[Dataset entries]
-- BEGIN --

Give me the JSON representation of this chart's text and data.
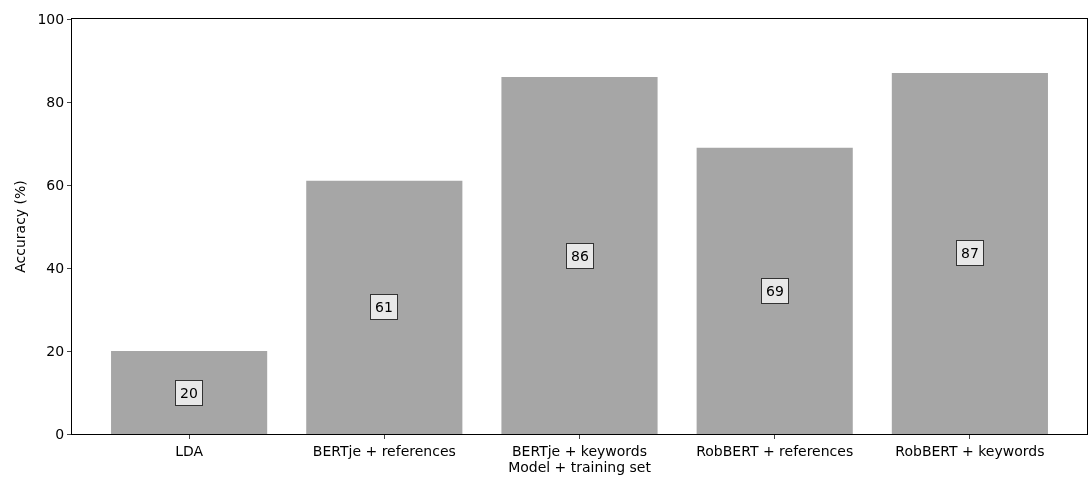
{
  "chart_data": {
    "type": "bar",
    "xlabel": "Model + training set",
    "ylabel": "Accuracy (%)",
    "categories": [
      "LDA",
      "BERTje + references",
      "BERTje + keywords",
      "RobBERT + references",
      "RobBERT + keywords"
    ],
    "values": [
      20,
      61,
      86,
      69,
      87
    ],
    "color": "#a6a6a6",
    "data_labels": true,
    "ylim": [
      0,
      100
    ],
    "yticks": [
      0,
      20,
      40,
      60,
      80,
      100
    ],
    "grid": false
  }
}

-- END --

Task instructions:
Copy out each line in the listing that has the word "RobBERT".

Reply to the exercise:
      "RobBERT + references",
      "RobBERT + keywords"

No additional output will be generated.